_Required work_. Among the records, which lines include "typically"? List them.

_Text content records for pages_.
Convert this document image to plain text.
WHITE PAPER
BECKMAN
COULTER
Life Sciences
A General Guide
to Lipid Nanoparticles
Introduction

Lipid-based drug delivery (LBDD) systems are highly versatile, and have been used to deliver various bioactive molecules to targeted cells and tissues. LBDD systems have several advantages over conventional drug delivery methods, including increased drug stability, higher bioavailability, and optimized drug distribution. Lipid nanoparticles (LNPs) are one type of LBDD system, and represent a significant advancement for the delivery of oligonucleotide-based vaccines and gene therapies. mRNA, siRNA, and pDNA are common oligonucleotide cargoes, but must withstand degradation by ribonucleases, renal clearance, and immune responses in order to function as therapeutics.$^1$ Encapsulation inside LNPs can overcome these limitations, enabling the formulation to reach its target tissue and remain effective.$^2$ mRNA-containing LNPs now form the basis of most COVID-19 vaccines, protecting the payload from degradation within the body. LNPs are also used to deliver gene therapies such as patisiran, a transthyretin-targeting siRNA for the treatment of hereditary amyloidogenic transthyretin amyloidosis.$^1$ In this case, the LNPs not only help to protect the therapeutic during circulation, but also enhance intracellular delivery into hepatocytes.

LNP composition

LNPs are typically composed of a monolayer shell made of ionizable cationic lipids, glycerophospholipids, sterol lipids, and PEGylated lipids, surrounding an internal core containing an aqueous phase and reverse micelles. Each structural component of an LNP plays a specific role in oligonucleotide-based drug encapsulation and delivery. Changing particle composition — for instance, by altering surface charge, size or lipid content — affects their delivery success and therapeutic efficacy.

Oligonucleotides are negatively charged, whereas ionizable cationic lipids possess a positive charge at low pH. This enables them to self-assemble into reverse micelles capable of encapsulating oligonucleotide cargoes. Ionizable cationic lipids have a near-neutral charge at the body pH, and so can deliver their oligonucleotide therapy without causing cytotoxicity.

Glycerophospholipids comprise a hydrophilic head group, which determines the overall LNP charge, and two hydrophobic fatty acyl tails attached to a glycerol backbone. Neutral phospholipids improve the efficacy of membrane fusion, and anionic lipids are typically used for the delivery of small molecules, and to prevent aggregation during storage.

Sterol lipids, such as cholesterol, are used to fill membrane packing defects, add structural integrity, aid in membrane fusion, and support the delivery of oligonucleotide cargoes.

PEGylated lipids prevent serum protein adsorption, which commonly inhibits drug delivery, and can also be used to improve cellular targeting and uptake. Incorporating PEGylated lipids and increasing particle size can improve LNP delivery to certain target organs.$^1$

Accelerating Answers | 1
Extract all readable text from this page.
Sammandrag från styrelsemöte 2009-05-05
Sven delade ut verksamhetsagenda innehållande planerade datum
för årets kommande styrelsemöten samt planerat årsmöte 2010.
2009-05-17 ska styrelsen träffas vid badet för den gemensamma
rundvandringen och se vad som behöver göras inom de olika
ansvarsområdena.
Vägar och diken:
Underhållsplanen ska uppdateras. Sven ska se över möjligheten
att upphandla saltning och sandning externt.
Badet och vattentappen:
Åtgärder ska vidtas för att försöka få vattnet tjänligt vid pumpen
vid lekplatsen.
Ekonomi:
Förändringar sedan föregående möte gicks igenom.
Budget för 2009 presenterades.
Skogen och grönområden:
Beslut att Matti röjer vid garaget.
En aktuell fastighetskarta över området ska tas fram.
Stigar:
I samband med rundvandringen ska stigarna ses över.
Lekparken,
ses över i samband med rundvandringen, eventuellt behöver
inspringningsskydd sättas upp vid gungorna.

_Written response_.
LNPs are typically composed of a monolayer shell made of ionizable cationic lipids, glycerophospholipids, sterol lipids, and PEGylated lipids, surrounding an internal core containing an aqueous phase and reverse micelles. Each structural component of an LNP plays a specific role in oligonucleotide-based drug encapsulation and delivery. Changing particle composition — for instance, by altering surface charge, size or lipid content — affects their delivery success and therapeutic efficacy.
Glycerophospholipids comprise a hydrophilic head group, which determines the overall LNP charge, and two hydrophobic fatty acyl tails attached to a glycerol backbone. Neutral phospholipids improve the efficacy of membrane fusion, and anionic lipids are typically used for the delivery of small molecules, and to prevent aggregation during storage.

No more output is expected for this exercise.